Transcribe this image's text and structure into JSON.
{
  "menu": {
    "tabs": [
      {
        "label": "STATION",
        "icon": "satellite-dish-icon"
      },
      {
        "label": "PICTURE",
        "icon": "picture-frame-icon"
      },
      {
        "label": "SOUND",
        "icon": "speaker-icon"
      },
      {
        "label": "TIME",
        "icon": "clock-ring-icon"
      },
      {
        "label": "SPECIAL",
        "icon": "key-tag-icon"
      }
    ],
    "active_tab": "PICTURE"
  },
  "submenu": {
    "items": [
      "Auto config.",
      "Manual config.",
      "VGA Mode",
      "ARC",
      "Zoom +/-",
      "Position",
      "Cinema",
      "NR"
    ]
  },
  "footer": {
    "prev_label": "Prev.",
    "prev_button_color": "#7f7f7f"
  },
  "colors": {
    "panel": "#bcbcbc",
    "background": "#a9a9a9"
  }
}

▶ TASK REQUIREMENTS:
Copy the records above exactly.

▶ SOLVED EXERCISE:
Transcribe this image's text and structure into JSON.
{
  "menu": {
    "tabs": [
      {
        "label": "STATION",
        "icon": "satellite-dish-icon"
      },
      {
        "label": "PICTURE",
        "icon": "picture-frame-icon"
      },
      {
        "label": "SOUND",
        "icon": "speaker-icon"
      },
      {
        "label": "TIME",
        "icon": "clock-ring-icon"
      },
      {
        "label": "SPECIAL",
        "icon": "key-tag-icon"
      }
    ],
    "active_tab": "PICTURE"
  },
  "submenu": {
    "items": [
      "Auto config.",
      "Manual config.",
      "VGA Mode",
      "ARC",
      "Zoom +/-",
      "Position",
      "Cinema",
      "NR"
    ]
  },
  "footer": {
    "prev_label": "Prev.",
    "prev_button_color": "#7f7f7f"
  },
  "colors": {
    "panel": "#bcbcbc",
    "background": "#a9a9a9"
  }
}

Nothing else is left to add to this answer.